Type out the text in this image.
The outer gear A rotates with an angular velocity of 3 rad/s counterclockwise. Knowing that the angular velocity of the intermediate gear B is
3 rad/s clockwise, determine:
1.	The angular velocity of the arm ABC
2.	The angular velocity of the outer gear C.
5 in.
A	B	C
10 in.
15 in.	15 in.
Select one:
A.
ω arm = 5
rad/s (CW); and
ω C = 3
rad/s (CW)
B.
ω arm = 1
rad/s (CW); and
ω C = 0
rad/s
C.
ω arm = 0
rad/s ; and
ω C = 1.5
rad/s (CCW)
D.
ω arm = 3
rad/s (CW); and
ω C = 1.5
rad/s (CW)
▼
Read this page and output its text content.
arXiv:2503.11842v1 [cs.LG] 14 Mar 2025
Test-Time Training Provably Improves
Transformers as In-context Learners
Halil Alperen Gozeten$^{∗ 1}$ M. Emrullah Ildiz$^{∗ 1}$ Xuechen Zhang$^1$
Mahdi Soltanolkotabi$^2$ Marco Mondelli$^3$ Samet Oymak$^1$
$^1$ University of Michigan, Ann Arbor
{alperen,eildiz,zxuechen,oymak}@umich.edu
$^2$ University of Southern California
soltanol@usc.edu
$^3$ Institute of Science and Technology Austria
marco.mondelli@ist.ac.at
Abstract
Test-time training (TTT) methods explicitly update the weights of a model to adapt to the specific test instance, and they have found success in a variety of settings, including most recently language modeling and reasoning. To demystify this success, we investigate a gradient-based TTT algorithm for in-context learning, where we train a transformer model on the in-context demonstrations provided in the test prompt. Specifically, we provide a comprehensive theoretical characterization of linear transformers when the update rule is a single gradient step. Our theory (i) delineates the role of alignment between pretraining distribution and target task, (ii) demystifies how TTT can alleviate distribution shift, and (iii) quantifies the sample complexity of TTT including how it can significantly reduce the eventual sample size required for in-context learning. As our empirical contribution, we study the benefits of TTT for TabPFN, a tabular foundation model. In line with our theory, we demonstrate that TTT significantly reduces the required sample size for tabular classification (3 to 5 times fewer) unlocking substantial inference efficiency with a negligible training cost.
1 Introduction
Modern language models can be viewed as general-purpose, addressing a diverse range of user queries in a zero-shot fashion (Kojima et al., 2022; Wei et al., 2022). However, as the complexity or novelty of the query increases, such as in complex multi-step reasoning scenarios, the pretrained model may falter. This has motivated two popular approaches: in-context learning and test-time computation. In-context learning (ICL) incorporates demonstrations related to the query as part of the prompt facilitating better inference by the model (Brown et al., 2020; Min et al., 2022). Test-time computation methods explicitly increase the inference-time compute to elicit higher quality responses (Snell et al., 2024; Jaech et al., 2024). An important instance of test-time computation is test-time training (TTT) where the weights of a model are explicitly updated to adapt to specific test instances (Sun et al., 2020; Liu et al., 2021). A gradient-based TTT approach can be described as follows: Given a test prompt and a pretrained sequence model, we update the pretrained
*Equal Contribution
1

== REQUEST ==
Retype the listing exactly, in full.

== COMPLETED TASK ==
Type out the text in this image.
The outer gear A rotates with an angular velocity of 3 rad/s counterclockwise. Knowing that the angular velocity of the intermediate gear B is
3 rad/s clockwise, determine:
1.	The angular velocity of the arm ABC
2.	The angular velocity of the outer gear C.
5 in.
A	B	C
10 in.
15 in.	15 in.
Select one:
A.
ω arm = 5
rad/s (CW); and
ω C = 3
rad/s (CW)
B.
ω arm = 1
rad/s (CW); and
ω C = 0
rad/s
C.
ω arm = 0
rad/s ; and
ω C = 1.5
rad/s (CCW)
D.
ω arm = 3
rad/s (CW); and
ω C = 1.5
rad/s (CW)
▼
Read this page and output its text content.
arXiv:2503.11842v1 [cs.LG] 14 Mar 2025
Test-Time Training Provably Improves
Transformers as In-context Learners
Halil Alperen Gozeten$^{∗ 1}$ M. Emrullah Ildiz$^{∗ 1}$ Xuechen Zhang$^1$
Mahdi Soltanolkotabi$^2$ Marco Mondelli$^3$ Samet Oymak$^1$
$^1$ University of Michigan, Ann Arbor
{alperen,eildiz,zxuechen,oymak}@umich.edu
$^2$ University of Southern California
soltanol@usc.edu
$^3$ Institute of Science and Technology Austria
marco.mondelli@ist.ac.at
Abstract
Test-time training (TTT) methods explicitly update the weights of a model to adapt to the specific test instance, and they have found success in a variety of settings, including most recently language modeling and reasoning. To demystify this success, we investigate a gradient-based TTT algorithm for in-context learning, where we train a transformer model on the in-context demonstrations provided in the test prompt. Specifically, we provide a comprehensive theoretical characterization of linear transformers when the update rule is a single gradient step. Our theory (i) delineates the role of alignment between pretraining distribution and target task, (ii) demystifies how TTT can alleviate distribution shift, and (iii) quantifies the sample complexity of TTT including how it can significantly reduce the eventual sample size required for in-context learning. As our empirical contribution, we study the benefits of TTT for TabPFN, a tabular foundation model. In line with our theory, we demonstrate that TTT significantly reduces the required sample size for tabular classification (3 to 5 times fewer) unlocking substantial inference efficiency with a negligible training cost.
1 Introduction
Modern language models can be viewed as general-purpose, addressing a diverse range of user queries in a zero-shot fashion (Kojima et al., 2022; Wei et al., 2022). However, as the complexity or novelty of the query increases, such as in complex multi-step reasoning scenarios, the pretrained model may falter. This has motivated two popular approaches: in-context learning and test-time computation. In-context learning (ICL) incorporates demonstrations related to the query as part of the prompt facilitating better inference by the model (Brown et al., 2020; Min et al., 2022). Test-time computation methods explicitly increase the inference-time compute to elicit higher quality responses (Snell et al., 2024; Jaech et al., 2024). An important instance of test-time computation is test-time training (TTT) where the weights of a model are explicitly updated to adapt to specific test instances (Sun et al., 2020; Liu et al., 2021). A gradient-based TTT approach can be described as follows: Given a test prompt and a pretrained sequence model, we update the pretrained
*Equal Contribution
1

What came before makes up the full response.